Entries from a visual dataset
## Begin
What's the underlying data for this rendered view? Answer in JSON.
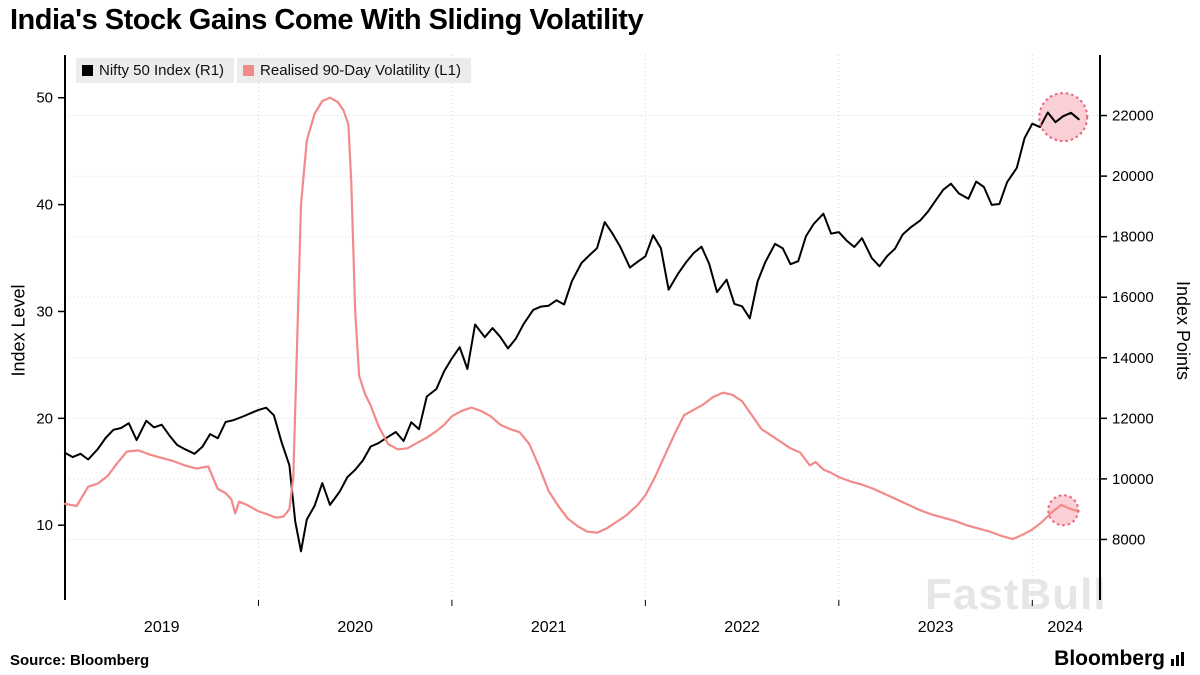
{
  "title": "India's Stock Gains Come With Sliding Volatility",
  "source": "Source:  Bloomberg",
  "brand": "Bloomberg",
  "watermark": "FastBull",
  "legend": [
    {
      "label": "Nifty 50 Index (R1)",
      "color": "#000000"
    },
    {
      "label": "Realised 90-Day Volatility (L1)",
      "color": "#f28a8a"
    }
  ],
  "colors": {
    "nifty": "#000000",
    "volatility": "#f28a8a",
    "highlight_fill": "#f5a7b4",
    "highlight_stroke": "#e8637a",
    "grid": "#d4d4d4",
    "axis": "#000000",
    "legend_bg": "#ececec",
    "watermark": "#c8c8c8"
  },
  "chart_data": {
    "type": "line",
    "title": "India's Stock Gains Come With Sliding Volatility",
    "x_axis": {
      "range": [
        2019.0,
        2024.35
      ],
      "ticks": [
        2019.5,
        2020.5,
        2021.5,
        2022.5,
        2023.5,
        2024.17
      ],
      "tick_labels": [
        "2019",
        "2020",
        "2021",
        "2022",
        "2023",
        "2024"
      ],
      "gridlines": [
        2020,
        2021,
        2022,
        2023,
        2024
      ]
    },
    "left_axis": {
      "label": "Index Level",
      "ticks": [
        10,
        20,
        30,
        40,
        50
      ],
      "range": [
        3,
        54
      ]
    },
    "right_axis": {
      "label": "Index Points",
      "ticks": [
        8000,
        10000,
        12000,
        14000,
        16000,
        18000,
        20000,
        22000
      ],
      "range": [
        6000,
        24000
      ]
    },
    "series": [
      {
        "name": "Nifty 50 Index (R1)",
        "axis": "right",
        "color": "#000000",
        "width": 2,
        "x": [
          2019.0,
          2019.04,
          2019.08,
          2019.12,
          2019.17,
          2019.21,
          2019.25,
          2019.29,
          2019.33,
          2019.37,
          2019.42,
          2019.46,
          2019.5,
          2019.54,
          2019.58,
          2019.62,
          2019.67,
          2019.71,
          2019.75,
          2019.79,
          2019.83,
          2019.87,
          2019.92,
          2019.96,
          2020.0,
          2020.04,
          2020.08,
          2020.12,
          2020.16,
          2020.19,
          2020.22,
          2020.25,
          2020.29,
          2020.33,
          2020.37,
          2020.42,
          2020.46,
          2020.5,
          2020.54,
          2020.58,
          2020.62,
          2020.67,
          2020.71,
          2020.75,
          2020.79,
          2020.83,
          2020.87,
          2020.92,
          2020.96,
          2021.0,
          2021.04,
          2021.08,
          2021.12,
          2021.17,
          2021.21,
          2021.25,
          2021.29,
          2021.33,
          2021.37,
          2021.42,
          2021.46,
          2021.5,
          2021.54,
          2021.58,
          2021.62,
          2021.67,
          2021.71,
          2021.75,
          2021.79,
          2021.83,
          2021.87,
          2021.92,
          2021.96,
          2022.0,
          2022.04,
          2022.08,
          2022.12,
          2022.17,
          2022.21,
          2022.25,
          2022.29,
          2022.33,
          2022.37,
          2022.42,
          2022.46,
          2022.5,
          2022.54,
          2022.58,
          2022.62,
          2022.67,
          2022.71,
          2022.75,
          2022.79,
          2022.83,
          2022.87,
          2022.92,
          2022.96,
          2023.0,
          2023.04,
          2023.08,
          2023.12,
          2023.17,
          2023.21,
          2023.25,
          2023.29,
          2023.33,
          2023.37,
          2023.42,
          2023.46,
          2023.5,
          2023.54,
          2023.58,
          2023.62,
          2023.67,
          2023.71,
          2023.75,
          2023.79,
          2023.83,
          2023.87,
          2023.92,
          2023.96,
          2024.0,
          2024.04,
          2024.08,
          2024.12,
          2024.16,
          2024.2,
          2024.24
        ],
        "values": [
          10860,
          10720,
          10830,
          10640,
          10990,
          11350,
          11620,
          11680,
          11840,
          11280,
          11920,
          11700,
          11790,
          11430,
          11120,
          10980,
          10830,
          11060,
          11480,
          11340,
          11880,
          11940,
          12060,
          12170,
          12280,
          12350,
          12100,
          11200,
          10450,
          8600,
          7610,
          8660,
          9110,
          9860,
          9140,
          9580,
          10060,
          10300,
          10610,
          11070,
          11180,
          11390,
          11550,
          11250,
          11870,
          11640,
          12720,
          12970,
          13560,
          13980,
          14350,
          13630,
          15100,
          14680,
          14980,
          14690,
          14310,
          14630,
          15110,
          15580,
          15690,
          15720,
          15900,
          15760,
          16530,
          17130,
          17380,
          17620,
          18480,
          18100,
          17670,
          16980,
          17170,
          17350,
          18050,
          17620,
          16250,
          16790,
          17150,
          17460,
          17670,
          17100,
          16170,
          16580,
          15780,
          15700,
          15300,
          16520,
          17160,
          17760,
          17620,
          17090,
          17190,
          18010,
          18420,
          18760,
          18100,
          18150,
          17870,
          17660,
          17950,
          17300,
          17020,
          17360,
          17600,
          18070,
          18300,
          18530,
          18820,
          19190,
          19550,
          19750,
          19430,
          19250,
          19820,
          19640,
          19050,
          19080,
          19800,
          20270,
          21260,
          21730,
          21620,
          22100,
          21780,
          21980,
          22090,
          21880
        ]
      },
      {
        "name": "Realised 90-Day Volatility (L1)",
        "axis": "left",
        "color": "#f28a8a",
        "width": 2.2,
        "x": [
          2019.0,
          2019.06,
          2019.12,
          2019.17,
          2019.22,
          2019.27,
          2019.32,
          2019.38,
          2019.44,
          2019.5,
          2019.56,
          2019.62,
          2019.68,
          2019.74,
          2019.79,
          2019.83,
          2019.86,
          2019.88,
          2019.9,
          2019.94,
          2020.0,
          2020.05,
          2020.09,
          2020.13,
          2020.16,
          2020.18,
          2020.2,
          2020.22,
          2020.25,
          2020.29,
          2020.33,
          2020.37,
          2020.41,
          2020.44,
          2020.465,
          2020.48,
          2020.5,
          2020.52,
          2020.55,
          2020.58,
          2020.62,
          2020.67,
          2020.72,
          2020.77,
          2020.82,
          2020.87,
          2020.92,
          2020.96,
          2021.0,
          2021.05,
          2021.1,
          2021.15,
          2021.2,
          2021.25,
          2021.3,
          2021.35,
          2021.4,
          2021.45,
          2021.5,
          2021.55,
          2021.6,
          2021.65,
          2021.7,
          2021.75,
          2021.8,
          2021.85,
          2021.9,
          2021.96,
          2022.0,
          2022.05,
          2022.1,
          2022.15,
          2022.2,
          2022.25,
          2022.3,
          2022.35,
          2022.4,
          2022.45,
          2022.5,
          2022.55,
          2022.6,
          2022.65,
          2022.7,
          2022.75,
          2022.8,
          2022.85,
          2022.88,
          2022.92,
          2022.96,
          2023.0,
          2023.06,
          2023.12,
          2023.18,
          2023.24,
          2023.3,
          2023.36,
          2023.42,
          2023.48,
          2023.54,
          2023.6,
          2023.66,
          2023.72,
          2023.78,
          2023.84,
          2023.9,
          2023.96,
          2024.0,
          2024.05,
          2024.1,
          2024.15,
          2024.2,
          2024.24
        ],
        "values": [
          12.0,
          11.8,
          13.6,
          13.9,
          14.6,
          15.8,
          16.9,
          17.0,
          16.6,
          16.3,
          16.0,
          15.6,
          15.3,
          15.5,
          13.4,
          13.0,
          12.4,
          11.1,
          12.2,
          11.9,
          11.3,
          11.0,
          10.7,
          10.8,
          11.5,
          14.5,
          27.0,
          40.0,
          46.0,
          48.5,
          49.7,
          50.0,
          49.6,
          48.8,
          47.5,
          42.0,
          30.0,
          24.0,
          22.3,
          21.2,
          19.3,
          17.6,
          17.1,
          17.2,
          17.7,
          18.2,
          18.8,
          19.4,
          20.2,
          20.7,
          21.0,
          20.7,
          20.2,
          19.4,
          19.0,
          18.7,
          17.6,
          15.5,
          13.2,
          11.8,
          10.6,
          9.9,
          9.4,
          9.3,
          9.7,
          10.3,
          10.9,
          11.9,
          12.8,
          14.5,
          16.5,
          18.5,
          20.3,
          20.8,
          21.3,
          22.0,
          22.4,
          22.2,
          21.6,
          20.3,
          19.0,
          18.4,
          17.8,
          17.2,
          16.8,
          15.6,
          15.9,
          15.2,
          14.9,
          14.5,
          14.1,
          13.8,
          13.4,
          12.9,
          12.4,
          11.9,
          11.4,
          11.0,
          10.7,
          10.4,
          10.0,
          9.7,
          9.4,
          9.0,
          8.7,
          9.2,
          9.6,
          10.3,
          11.2,
          11.9,
          11.5,
          11.3
        ]
      }
    ],
    "annotations": [
      {
        "type": "circle",
        "series": "Nifty 50 Index (R1)",
        "axis": "right",
        "x": 2024.16,
        "value": 21950,
        "radius": 24
      },
      {
        "type": "circle",
        "series": "Realised 90-Day Volatility (L1)",
        "axis": "left",
        "x": 2024.16,
        "value": 11.4,
        "radius": 15
      }
    ]
  }
}
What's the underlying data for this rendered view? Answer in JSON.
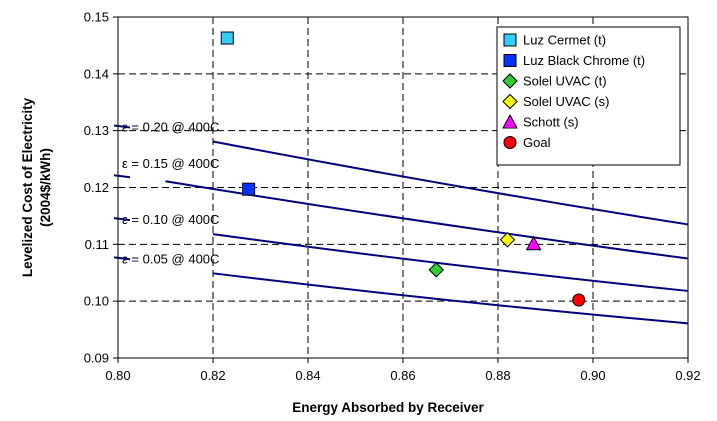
## End
Gather every line from the entries above where the word "Come" appears, and copy them.

  "title": "India's Stock Gains Come With Sliding Volatility",
    "title": "India's Stock Gains Come With Sliding Volatility",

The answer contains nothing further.